▸ **WHAT IS ASKED**
Take the listing and print it in full, exactly as given.

▸ **PROVIDED ENTRIES**

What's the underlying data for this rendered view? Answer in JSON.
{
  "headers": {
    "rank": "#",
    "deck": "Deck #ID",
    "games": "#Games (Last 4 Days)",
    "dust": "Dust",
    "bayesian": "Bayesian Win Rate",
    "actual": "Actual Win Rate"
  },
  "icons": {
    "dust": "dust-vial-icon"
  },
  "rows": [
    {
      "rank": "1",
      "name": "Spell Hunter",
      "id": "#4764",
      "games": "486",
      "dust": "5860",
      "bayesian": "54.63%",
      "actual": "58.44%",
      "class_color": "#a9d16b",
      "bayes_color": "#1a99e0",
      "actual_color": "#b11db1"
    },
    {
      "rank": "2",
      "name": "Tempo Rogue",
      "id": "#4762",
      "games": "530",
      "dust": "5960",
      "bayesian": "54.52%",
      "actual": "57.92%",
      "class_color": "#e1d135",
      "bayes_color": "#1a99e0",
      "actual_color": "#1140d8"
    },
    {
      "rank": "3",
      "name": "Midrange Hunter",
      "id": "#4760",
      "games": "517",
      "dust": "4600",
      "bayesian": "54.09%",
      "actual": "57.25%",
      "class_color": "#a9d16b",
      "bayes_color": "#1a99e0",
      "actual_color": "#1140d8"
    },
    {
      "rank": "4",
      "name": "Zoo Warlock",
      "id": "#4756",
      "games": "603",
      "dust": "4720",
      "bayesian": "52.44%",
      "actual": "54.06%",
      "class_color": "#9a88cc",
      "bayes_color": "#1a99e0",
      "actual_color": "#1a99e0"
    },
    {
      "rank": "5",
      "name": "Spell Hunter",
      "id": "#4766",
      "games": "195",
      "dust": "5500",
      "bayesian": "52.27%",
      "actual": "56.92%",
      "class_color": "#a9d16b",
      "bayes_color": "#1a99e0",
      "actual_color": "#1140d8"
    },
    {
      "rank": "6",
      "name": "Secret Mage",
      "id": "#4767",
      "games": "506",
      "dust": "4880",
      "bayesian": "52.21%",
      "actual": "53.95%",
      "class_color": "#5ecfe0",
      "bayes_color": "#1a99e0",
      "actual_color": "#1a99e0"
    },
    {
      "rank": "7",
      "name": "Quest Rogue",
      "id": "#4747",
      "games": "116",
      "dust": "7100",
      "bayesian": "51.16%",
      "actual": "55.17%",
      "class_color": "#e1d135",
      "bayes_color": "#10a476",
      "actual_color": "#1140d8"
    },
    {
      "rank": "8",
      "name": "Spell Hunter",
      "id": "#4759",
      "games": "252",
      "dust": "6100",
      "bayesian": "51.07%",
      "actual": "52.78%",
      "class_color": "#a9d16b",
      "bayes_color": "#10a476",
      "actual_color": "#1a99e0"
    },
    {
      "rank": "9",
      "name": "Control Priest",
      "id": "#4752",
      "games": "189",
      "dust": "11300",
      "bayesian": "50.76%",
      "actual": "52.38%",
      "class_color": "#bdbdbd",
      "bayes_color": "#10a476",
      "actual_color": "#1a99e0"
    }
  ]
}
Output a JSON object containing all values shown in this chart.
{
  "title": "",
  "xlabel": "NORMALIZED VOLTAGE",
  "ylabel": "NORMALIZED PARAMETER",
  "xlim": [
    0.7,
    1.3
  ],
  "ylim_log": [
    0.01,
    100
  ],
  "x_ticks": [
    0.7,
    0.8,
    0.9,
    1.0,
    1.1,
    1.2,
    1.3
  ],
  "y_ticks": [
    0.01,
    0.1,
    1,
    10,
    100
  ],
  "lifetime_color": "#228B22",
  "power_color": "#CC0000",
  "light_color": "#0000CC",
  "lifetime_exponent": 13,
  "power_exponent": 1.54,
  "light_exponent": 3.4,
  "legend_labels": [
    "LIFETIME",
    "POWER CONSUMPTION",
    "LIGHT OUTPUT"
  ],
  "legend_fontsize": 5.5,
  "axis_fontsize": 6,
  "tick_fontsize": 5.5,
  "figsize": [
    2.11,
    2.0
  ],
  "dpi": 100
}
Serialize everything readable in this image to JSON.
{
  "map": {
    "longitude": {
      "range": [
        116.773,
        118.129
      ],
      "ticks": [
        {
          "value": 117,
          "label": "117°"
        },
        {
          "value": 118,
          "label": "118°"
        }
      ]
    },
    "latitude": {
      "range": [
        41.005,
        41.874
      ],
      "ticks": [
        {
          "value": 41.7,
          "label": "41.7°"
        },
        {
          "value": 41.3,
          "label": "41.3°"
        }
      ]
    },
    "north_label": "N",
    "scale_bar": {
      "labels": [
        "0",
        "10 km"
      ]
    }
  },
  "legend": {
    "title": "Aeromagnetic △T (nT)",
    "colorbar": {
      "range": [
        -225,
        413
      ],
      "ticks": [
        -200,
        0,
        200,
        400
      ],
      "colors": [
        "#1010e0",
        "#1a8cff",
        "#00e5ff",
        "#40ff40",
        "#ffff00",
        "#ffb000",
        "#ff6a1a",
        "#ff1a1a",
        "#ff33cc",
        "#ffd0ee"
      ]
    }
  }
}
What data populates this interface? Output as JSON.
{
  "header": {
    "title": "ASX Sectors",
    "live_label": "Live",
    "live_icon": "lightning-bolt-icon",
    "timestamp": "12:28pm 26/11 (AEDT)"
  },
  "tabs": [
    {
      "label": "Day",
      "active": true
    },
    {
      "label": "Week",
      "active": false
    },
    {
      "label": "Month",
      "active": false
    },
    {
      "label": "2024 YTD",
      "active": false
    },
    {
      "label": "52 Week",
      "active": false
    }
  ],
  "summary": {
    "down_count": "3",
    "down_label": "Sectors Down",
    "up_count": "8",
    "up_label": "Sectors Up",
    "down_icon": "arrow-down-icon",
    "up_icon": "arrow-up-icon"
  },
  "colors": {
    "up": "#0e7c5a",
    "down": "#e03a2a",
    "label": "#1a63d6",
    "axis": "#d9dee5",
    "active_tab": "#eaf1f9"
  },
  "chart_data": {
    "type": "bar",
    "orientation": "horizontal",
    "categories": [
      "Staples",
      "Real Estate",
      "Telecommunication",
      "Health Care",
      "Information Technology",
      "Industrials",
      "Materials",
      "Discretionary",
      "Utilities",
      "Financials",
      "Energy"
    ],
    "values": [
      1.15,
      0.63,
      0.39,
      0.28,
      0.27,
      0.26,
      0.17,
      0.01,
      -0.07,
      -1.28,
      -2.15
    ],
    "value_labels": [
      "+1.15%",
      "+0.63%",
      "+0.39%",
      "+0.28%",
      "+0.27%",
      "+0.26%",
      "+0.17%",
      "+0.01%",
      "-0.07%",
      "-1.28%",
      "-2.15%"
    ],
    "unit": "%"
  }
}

▸ **THE RESPONSE**
What's the underlying data for this rendered view? Answer in JSON.
{
  "headers": {
    "rank": "#",
    "deck": "Deck #ID",
    "games": "#Games (Last 4 Days)",
    "dust": "Dust",
    "bayesian": "Bayesian Win Rate",
    "actual": "Actual Win Rate"
  },
  "icons": {
    "dust": "dust-vial-icon"
  },
  "rows": [
    {
      "rank": "1",
      "name": "Spell Hunter",
      "id": "#4764",
      "games": "486",
      "dust": "5860",
      "bayesian": "54.63%",
      "actual": "58.44%",
      "class_color": "#a9d16b",
      "bayes_color": "#1a99e0",
      "actual_color": "#b11db1"
    },
    {
      "rank": "2",
      "name": "Tempo Rogue",
      "id": "#4762",
      "games": "530",
      "dust": "5960",
      "bayesian": "54.52%",
      "actual": "57.92%",
      "class_color": "#e1d135",
      "bayes_color": "#1a99e0",
      "actual_color": "#1140d8"
    },
    {
      "rank": "3",
      "name": "Midrange Hunter",
      "id": "#4760",
      "games": "517",
      "dust": "4600",
      "bayesian": "54.09%",
      "actual": "57.25%",
      "class_color": "#a9d16b",
      "bayes_color": "#1a99e0",
      "actual_color": "#1140d8"
    },
    {
      "rank": "4",
      "name": "Zoo Warlock",
      "id": "#4756",
      "games": "603",
      "dust": "4720",
      "bayesian": "52.44%",
      "actual": "54.06%",
      "class_color": "#9a88cc",
      "bayes_color": "#1a99e0",
      "actual_color": "#1a99e0"
    },
    {
      "rank": "5",
      "name": "Spell Hunter",
      "id": "#4766",
      "games": "195",
      "dust": "5500",
      "bayesian": "52.27%",
      "actual": "56.92%",
      "class_color": "#a9d16b",
      "bayes_color": "#1a99e0",
      "actual_color": "#1140d8"
    },
    {
      "rank": "6",
      "name": "Secret Mage",
      "id": "#4767",
      "games": "506",
      "dust": "4880",
      "bayesian": "52.21%",
      "actual": "53.95%",
      "class_color": "#5ecfe0",
      "bayes_color": "#1a99e0",
      "actual_color": "#1a99e0"
    },
    {
      "rank": "7",
      "name": "Quest Rogue",
      "id": "#4747",
      "games": "116",
      "dust": "7100",
      "bayesian": "51.16%",
      "actual": "55.17%",
      "class_color": "#e1d135",
      "bayes_color": "#10a476",
      "actual_color": "#1140d8"
    },
    {
      "rank": "8",
      "name": "Spell Hunter",
      "id": "#4759",
      "games": "252",
      "dust": "6100",
      "bayesian": "51.07%",
      "actual": "52.78%",
      "class_color": "#a9d16b",
      "bayes_color": "#10a476",
      "actual_color": "#1a99e0"
    },
    {
      "rank": "9",
      "name": "Control Priest",
      "id": "#4752",
      "games": "189",
      "dust": "11300",
      "bayesian": "50.76%",
      "actual": "52.38%",
      "class_color": "#bdbdbd",
      "bayes_color": "#10a476",
      "actual_color": "#1a99e0"
    }
  ]
}
Output a JSON object containing all values shown in this chart.
{
  "title": "",
  "xlabel": "NORMALIZED VOLTAGE",
  "ylabel": "NORMALIZED PARAMETER",
  "xlim": [
    0.7,
    1.3
  ],
  "ylim_log": [
    0.01,
    100
  ],
  "x_ticks": [
    0.7,
    0.8,
    0.9,
    1.0,
    1.1,
    1.2,
    1.3
  ],
  "y_ticks": [
    0.01,
    0.1,
    1,
    10,
    100
  ],
  "lifetime_color": "#228B22",
  "power_color": "#CC0000",
  "light_color": "#0000CC",
  "lifetime_exponent": 13,
  "power_exponent": 1.54,
  "light_exponent": 3.4,
  "legend_labels": [
    "LIFETIME",
    "POWER CONSUMPTION",
    "LIGHT OUTPUT"
  ],
  "legend_fontsize": 5.5,
  "axis_fontsize": 6,
  "tick_fontsize": 5.5,
  "figsize": [
    2.11,
    2.0
  ],
  "dpi": 100
}
Serialize everything readable in this image to JSON.
{
  "map": {
    "longitude": {
      "range": [
        116.773,
        118.129
      ],
      "ticks": [
        {
          "value": 117,
          "label": "117°"
        },
        {
          "value": 118,
          "label": "118°"
        }
      ]
    },
    "latitude": {
      "range": [
        41.005,
        41.874
      ],
      "ticks": [
        {
          "value": 41.7,
          "label": "41.7°"
        },
        {
          "value": 41.3,
          "label": "41.3°"
        }
      ]
    },
    "north_label": "N",
    "scale_bar": {
      "labels": [
        "0",
        "10 km"
      ]
    }
  },
  "legend": {
    "title": "Aeromagnetic △T (nT)",
    "colorbar": {
      "range": [
        -225,
        413
      ],
      "ticks": [
        -200,
        0,
        200,
        400
      ],
      "colors": [
        "#1010e0",
        "#1a8cff",
        "#00e5ff",
        "#40ff40",
        "#ffff00",
        "#ffb000",
        "#ff6a1a",
        "#ff1a1a",
        "#ff33cc",
        "#ffd0ee"
      ]
    }
  }
}
What data populates this interface? Output as JSON.
{
  "header": {
    "title": "ASX Sectors",
    "live_label": "Live",
    "live_icon": "lightning-bolt-icon",
    "timestamp": "12:28pm 26/11 (AEDT)"
  },
  "tabs": [
    {
      "label": "Day",
      "active": true
    },
    {
      "label": "Week",
      "active": false
    },
    {
      "label": "Month",
      "active": false
    },
    {
      "label": "2024 YTD",
      "active": false
    },
    {
      "label": "52 Week",
      "active": false
    }
  ],
  "summary": {
    "down_count": "3",
    "down_label": "Sectors Down",
    "up_count": "8",
    "up_label": "Sectors Up",
    "down_icon": "arrow-down-icon",
    "up_icon": "arrow-up-icon"
  },
  "colors": {
    "up": "#0e7c5a",
    "down": "#e03a2a",
    "label": "#1a63d6",
    "axis": "#d9dee5",
    "active_tab": "#eaf1f9"
  },
  "chart_data": {
    "type": "bar",
    "orientation": "horizontal",
    "categories": [
      "Staples",
      "Real Estate",
      "Telecommunication",
      "Health Care",
      "Information Technology",
      "Industrials",
      "Materials",
      "Discretionary",
      "Utilities",
      "Financials",
      "Energy"
    ],
    "values": [
      1.15,
      0.63,
      0.39,
      0.28,
      0.27,
      0.26,
      0.17,
      0.01,
      -0.07,
      -1.28,
      -2.15
    ],
    "value_labels": [
      "+1.15%",
      "+0.63%",
      "+0.39%",
      "+0.28%",
      "+0.27%",
      "+0.26%",
      "+0.17%",
      "+0.01%",
      "-0.07%",
      "-1.28%",
      "-2.15%"
    ],
    "unit": "%"
  }
}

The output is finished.